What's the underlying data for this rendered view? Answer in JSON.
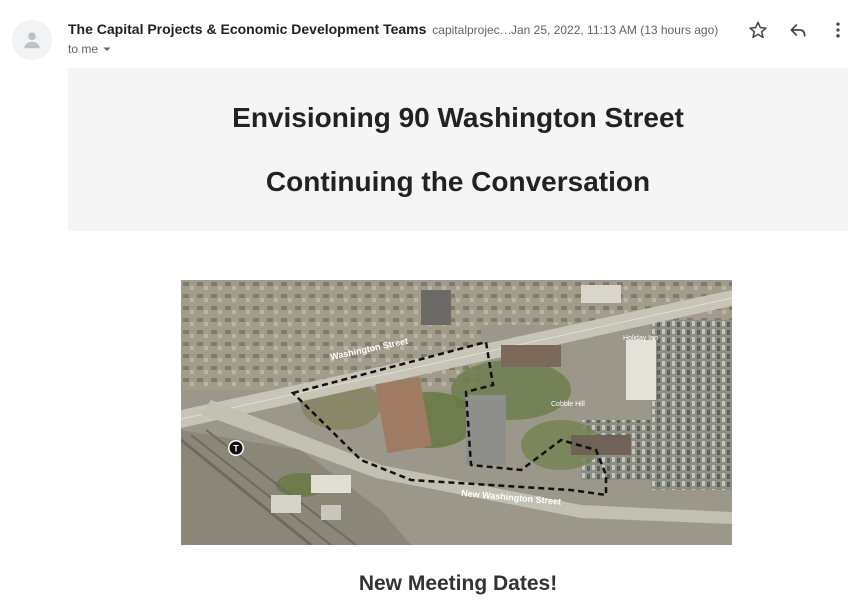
{
  "email": {
    "sender_name": "The Capital Projects & Economic Development Teams",
    "sender_email": "capitalprojec…",
    "date": "Jan 25, 2022, 11:13 AM (13 hours ago)",
    "to": "to me"
  },
  "icons": {
    "avatar": "person-icon",
    "star": "star-icon",
    "reply": "reply-icon",
    "more": "more-vert-icon",
    "to_dropdown": "caret-down-icon"
  },
  "banner": {
    "title": "Envisioning 90 Washington Street",
    "subtitle": "Continuing the Conversation",
    "background": "#f5f5f5"
  },
  "map": {
    "street_top": "Washington Street",
    "street_bottom": "New Washington Street",
    "cobble_hill": "Cobble Hill",
    "holiday_inn": "Holiday Inn",
    "transit_marker": "T"
  },
  "section": {
    "heading": "New Meeting Dates!"
  }
}
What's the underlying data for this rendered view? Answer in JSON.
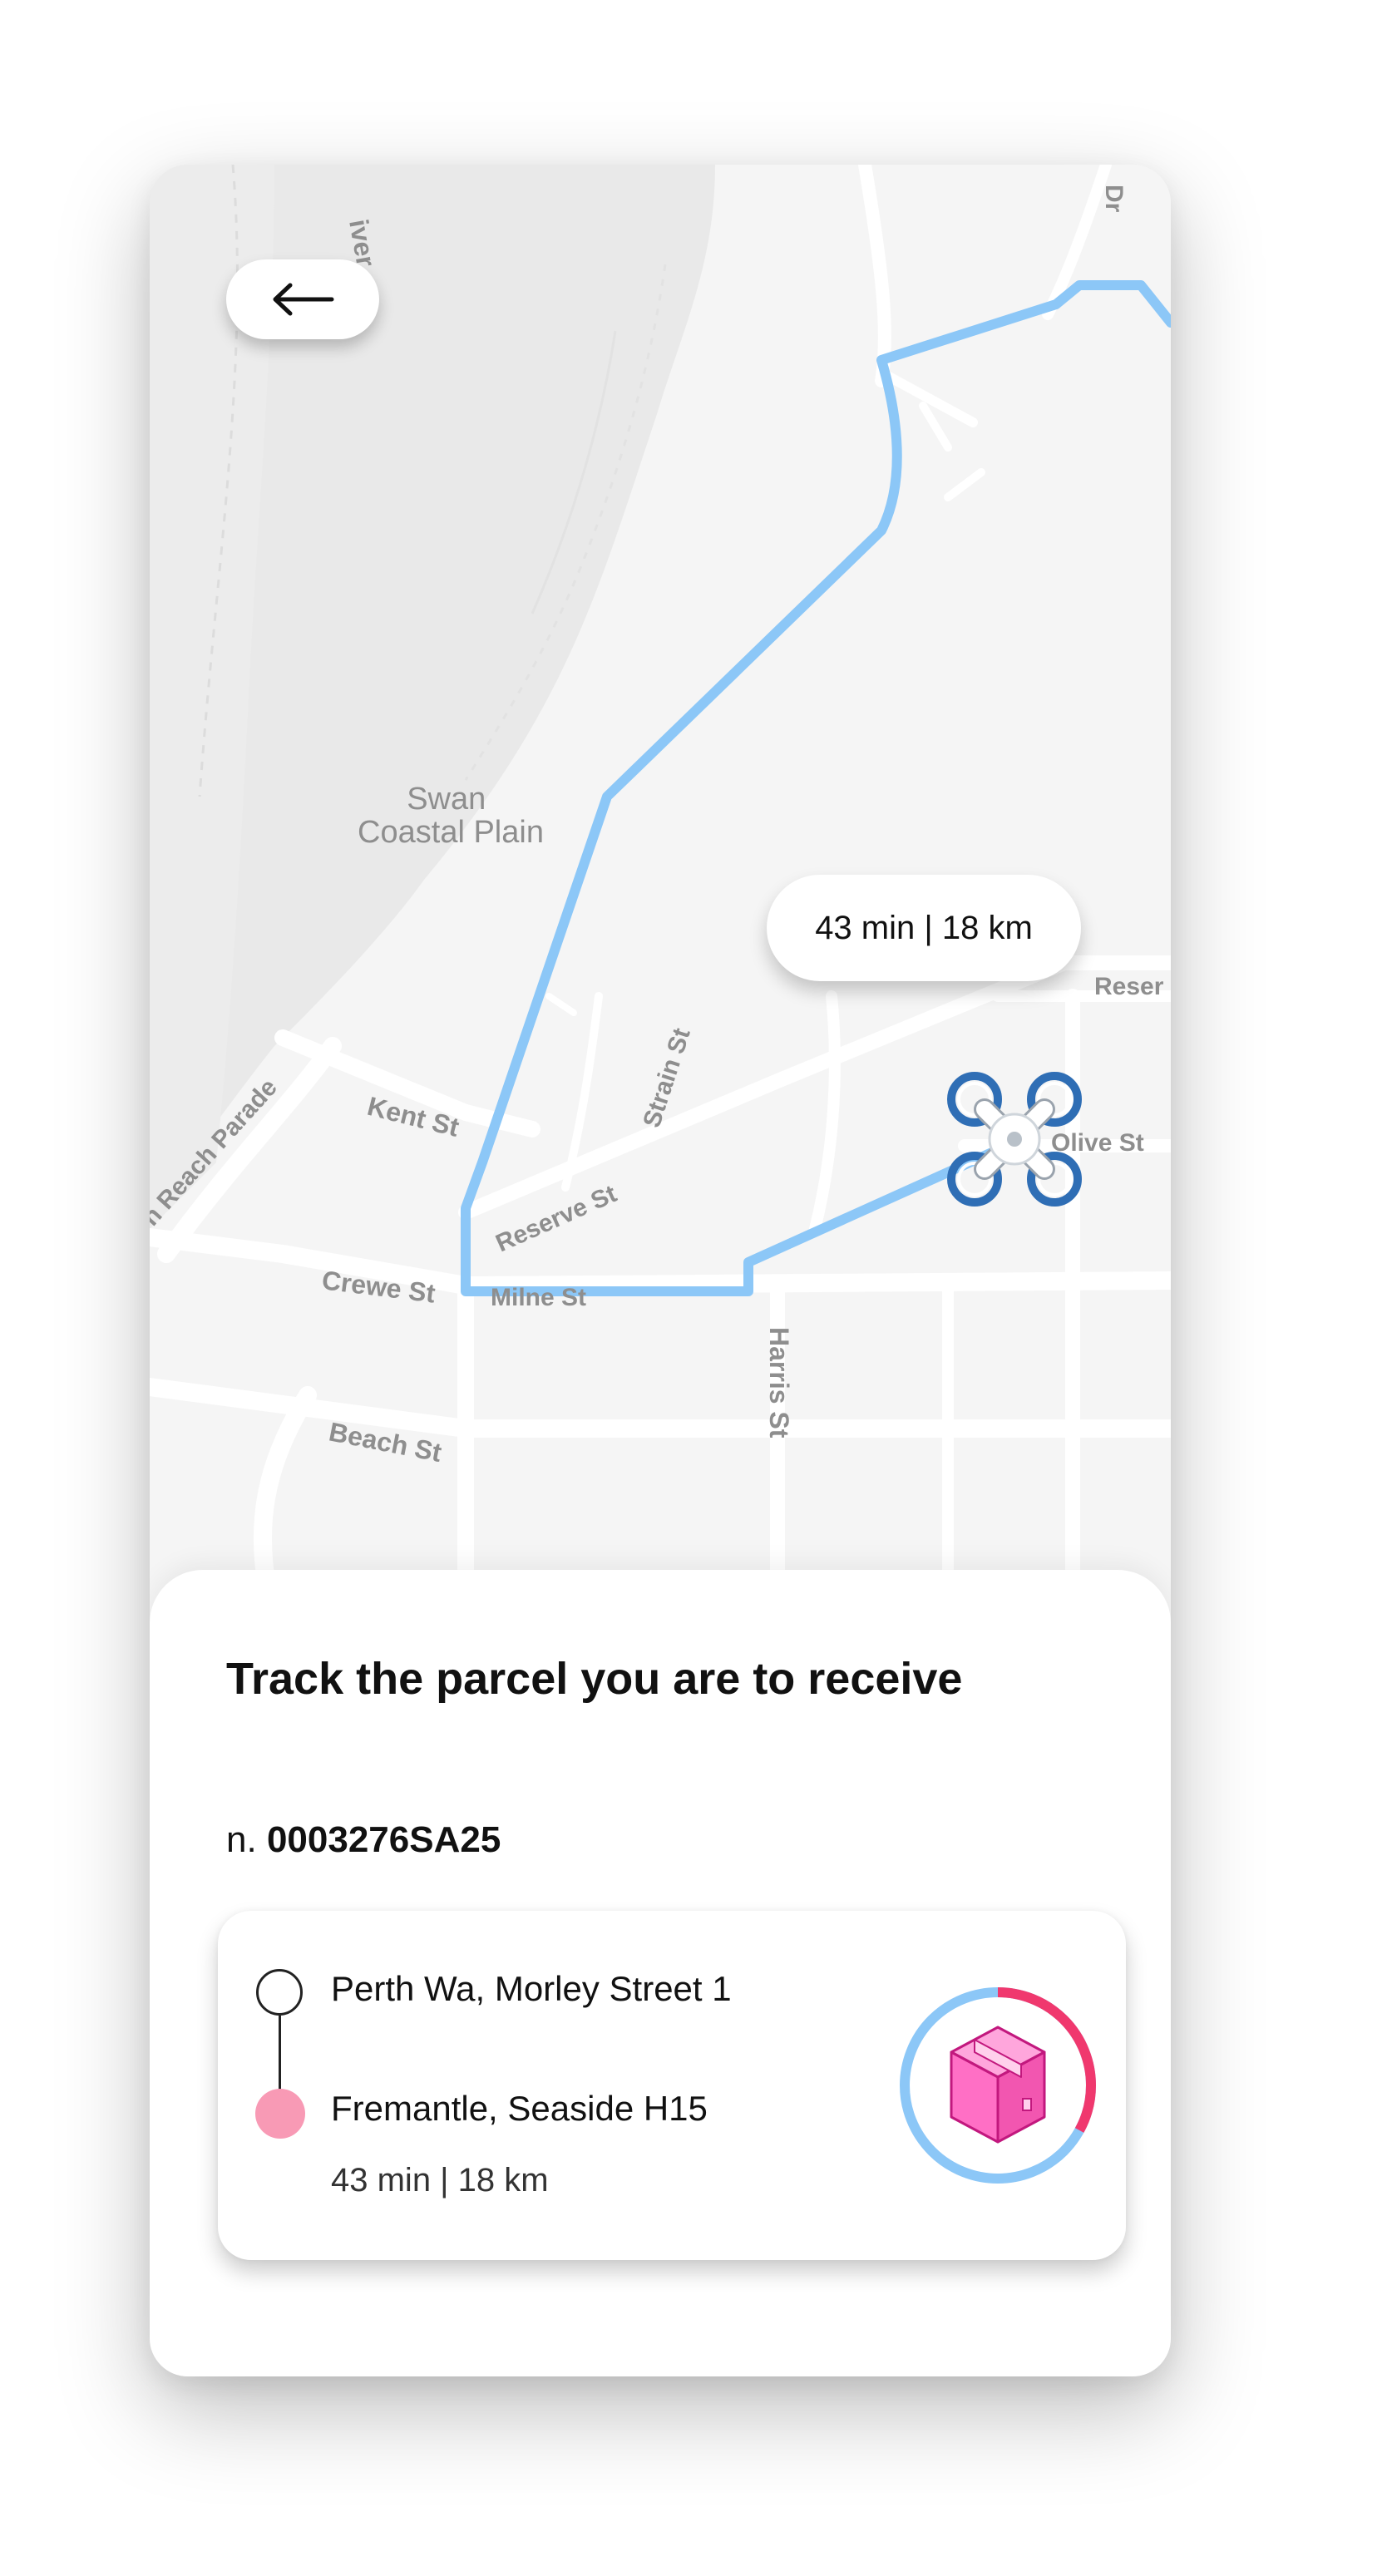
{
  "header": {
    "back_label": "back"
  },
  "map": {
    "labels": {
      "area": [
        "Swan",
        "Coastal Plain"
      ],
      "kent": "Kent St",
      "crewe": "Crewe St",
      "beach": "Beach St",
      "reserve": "Reserve St",
      "strain": "Strain St",
      "harris": "Harris St",
      "olive": "Olive St",
      "parade": "n Reach Parade",
      "milne": "Milne St",
      "reser": "Reser",
      "river": "iver",
      "dr": "Dr"
    },
    "eta_pill": "43 min | 18 km"
  },
  "sheet": {
    "title": "Track the parcel you are to receive",
    "parcel_prefix": "n.",
    "parcel_number": "0003276SA25",
    "route": {
      "from": "Perth Wa, Morley Street 1",
      "to": "Fremantle, Seaside H15",
      "meta": "43 min | 18 km"
    },
    "progress_fraction": 0.33
  },
  "colors": {
    "route": "#8cc7f7",
    "drone": "#2f6eb5",
    "progress_done": "#f0386e",
    "progress_remaining": "#8cc7f7",
    "box": "#ff6fc5",
    "destination_dot": "#f89ab5"
  }
}
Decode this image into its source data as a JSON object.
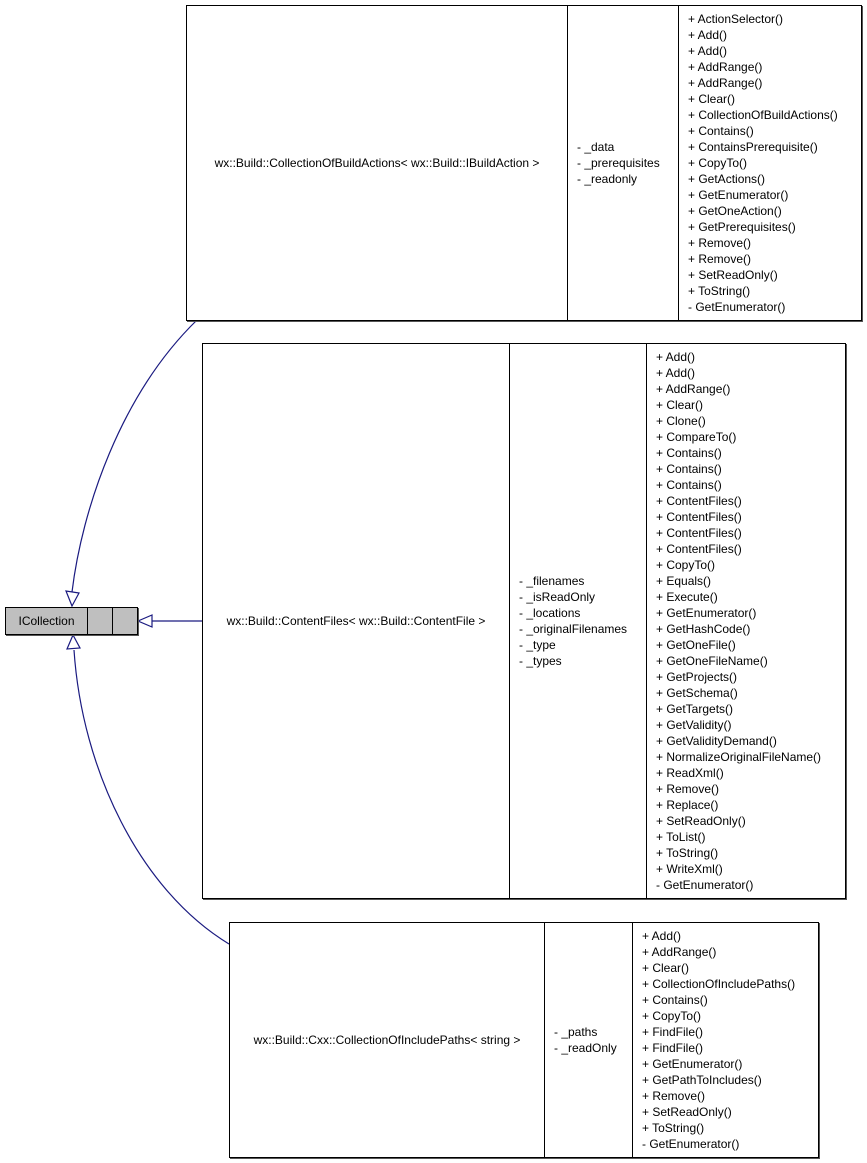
{
  "diagram": {
    "type": "uml-class-inheritance",
    "edge_color": "#1a1a80",
    "base_fill": "#bfbfbf",
    "base_class": {
      "name": "ICollection",
      "attributes": [],
      "methods": []
    },
    "derived_classes": [
      {
        "name": "wx::Build::CollectionOfBuildActions< wx::Build::IBuildAction >",
        "attributes": [
          "- _data",
          "- _prerequisites",
          "- _readonly"
        ],
        "methods": [
          "+ ActionSelector()",
          "+ Add()",
          "+ Add()",
          "+ AddRange()",
          "+ AddRange()",
          "+ Clear()",
          "+ CollectionOfBuildActions()",
          "+ Contains()",
          "+ ContainsPrerequisite()",
          "+ CopyTo()",
          "+ GetActions()",
          "+ GetEnumerator()",
          "+ GetOneAction()",
          "+ GetPrerequisites()",
          "+ Remove()",
          "+ Remove()",
          "+ SetReadOnly()",
          "+ ToString()",
          "- GetEnumerator()"
        ]
      },
      {
        "name": "wx::Build::ContentFiles< wx::Build::ContentFile >",
        "attributes": [
          "- _filenames",
          "- _isReadOnly",
          "- _locations",
          "- _originalFilenames",
          "- _type",
          "- _types"
        ],
        "methods": [
          "+ Add()",
          "+ Add()",
          "+ AddRange()",
          "+ Clear()",
          "+ Clone()",
          "+ CompareTo()",
          "+ Contains()",
          "+ Contains()",
          "+ Contains()",
          "+ ContentFiles()",
          "+ ContentFiles()",
          "+ ContentFiles()",
          "+ ContentFiles()",
          "+ CopyTo()",
          "+ Equals()",
          "+ Execute()",
          "+ GetEnumerator()",
          "+ GetHashCode()",
          "+ GetOneFile()",
          "+ GetOneFileName()",
          "+ GetProjects()",
          "+ GetSchema()",
          "+ GetTargets()",
          "+ GetValidity()",
          "+ GetValidityDemand()",
          "+ NormalizeOriginalFileName()",
          "+ ReadXml()",
          "+ Remove()",
          "+ Replace()",
          "+ SetReadOnly()",
          "+ ToList()",
          "+ ToString()",
          "+ WriteXml()",
          "- GetEnumerator()"
        ]
      },
      {
        "name": "wx::Build::Cxx::CollectionOfIncludePaths< string >",
        "attributes": [
          "- _paths",
          "- _readOnly"
        ],
        "methods": [
          "+ Add()",
          "+ AddRange()",
          "+ Clear()",
          "+ CollectionOfIncludePaths()",
          "+ Contains()",
          "+ CopyTo()",
          "+ FindFile()",
          "+ FindFile()",
          "+ GetEnumerator()",
          "+ GetPathToIncludes()",
          "+ Remove()",
          "+ SetReadOnly()",
          "+ ToString()",
          "- GetEnumerator()"
        ]
      }
    ]
  }
}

##########

THE REQUEST: Return all lines with the word "Street" in them.

COMPLETED EXERCISE:
    "title": "Envisioning 90 Washington Street",
    "street_top": "Washington Street",
    "street_bottom": "New Washington Street",
      "from": "Perth Wa, Morley Street 1",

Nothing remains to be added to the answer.